Begin Data provided

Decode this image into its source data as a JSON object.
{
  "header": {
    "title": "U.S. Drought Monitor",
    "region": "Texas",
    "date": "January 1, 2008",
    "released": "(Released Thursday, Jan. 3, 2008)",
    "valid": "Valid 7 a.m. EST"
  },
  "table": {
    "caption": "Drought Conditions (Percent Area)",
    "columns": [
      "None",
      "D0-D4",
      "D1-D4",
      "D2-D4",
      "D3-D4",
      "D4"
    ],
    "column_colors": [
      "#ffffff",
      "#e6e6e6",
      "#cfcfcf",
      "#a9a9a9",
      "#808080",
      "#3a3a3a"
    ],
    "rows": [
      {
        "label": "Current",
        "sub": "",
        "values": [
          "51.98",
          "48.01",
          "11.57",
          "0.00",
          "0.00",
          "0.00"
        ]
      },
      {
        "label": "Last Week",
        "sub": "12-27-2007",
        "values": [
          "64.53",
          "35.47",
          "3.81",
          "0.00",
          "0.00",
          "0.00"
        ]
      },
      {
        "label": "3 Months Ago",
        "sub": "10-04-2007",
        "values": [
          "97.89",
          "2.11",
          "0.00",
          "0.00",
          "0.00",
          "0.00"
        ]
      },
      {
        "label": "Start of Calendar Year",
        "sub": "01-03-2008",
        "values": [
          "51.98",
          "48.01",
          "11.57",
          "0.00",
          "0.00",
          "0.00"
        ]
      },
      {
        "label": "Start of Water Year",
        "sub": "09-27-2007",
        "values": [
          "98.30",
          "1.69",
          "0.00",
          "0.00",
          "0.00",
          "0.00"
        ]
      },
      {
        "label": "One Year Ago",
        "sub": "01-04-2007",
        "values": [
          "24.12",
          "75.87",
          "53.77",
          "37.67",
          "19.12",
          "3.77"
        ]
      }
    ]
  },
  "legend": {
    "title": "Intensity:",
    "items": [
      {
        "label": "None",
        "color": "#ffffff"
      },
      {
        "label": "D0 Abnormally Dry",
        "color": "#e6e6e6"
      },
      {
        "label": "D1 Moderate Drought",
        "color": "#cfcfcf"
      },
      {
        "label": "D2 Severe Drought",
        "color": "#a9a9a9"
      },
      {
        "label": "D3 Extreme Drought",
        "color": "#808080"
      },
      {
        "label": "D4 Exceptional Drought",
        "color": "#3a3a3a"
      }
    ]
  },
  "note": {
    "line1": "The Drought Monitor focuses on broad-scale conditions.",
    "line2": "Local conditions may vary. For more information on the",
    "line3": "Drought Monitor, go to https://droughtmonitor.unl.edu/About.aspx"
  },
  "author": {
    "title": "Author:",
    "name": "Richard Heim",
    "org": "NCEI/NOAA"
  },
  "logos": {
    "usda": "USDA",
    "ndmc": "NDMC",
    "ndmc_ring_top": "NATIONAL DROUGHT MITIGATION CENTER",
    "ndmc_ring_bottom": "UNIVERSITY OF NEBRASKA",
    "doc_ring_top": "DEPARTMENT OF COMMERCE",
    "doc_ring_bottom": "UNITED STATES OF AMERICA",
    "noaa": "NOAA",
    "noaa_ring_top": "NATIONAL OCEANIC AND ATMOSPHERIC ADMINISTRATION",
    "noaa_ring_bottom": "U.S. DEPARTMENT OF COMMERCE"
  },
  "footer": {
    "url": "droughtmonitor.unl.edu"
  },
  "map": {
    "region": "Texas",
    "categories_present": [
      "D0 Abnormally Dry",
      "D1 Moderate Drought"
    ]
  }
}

End Data provided

* **Exercise prompt**
What is the number of lines above that contain "NATIONAL"? Answer with that number only.

* **Exercise solution**
2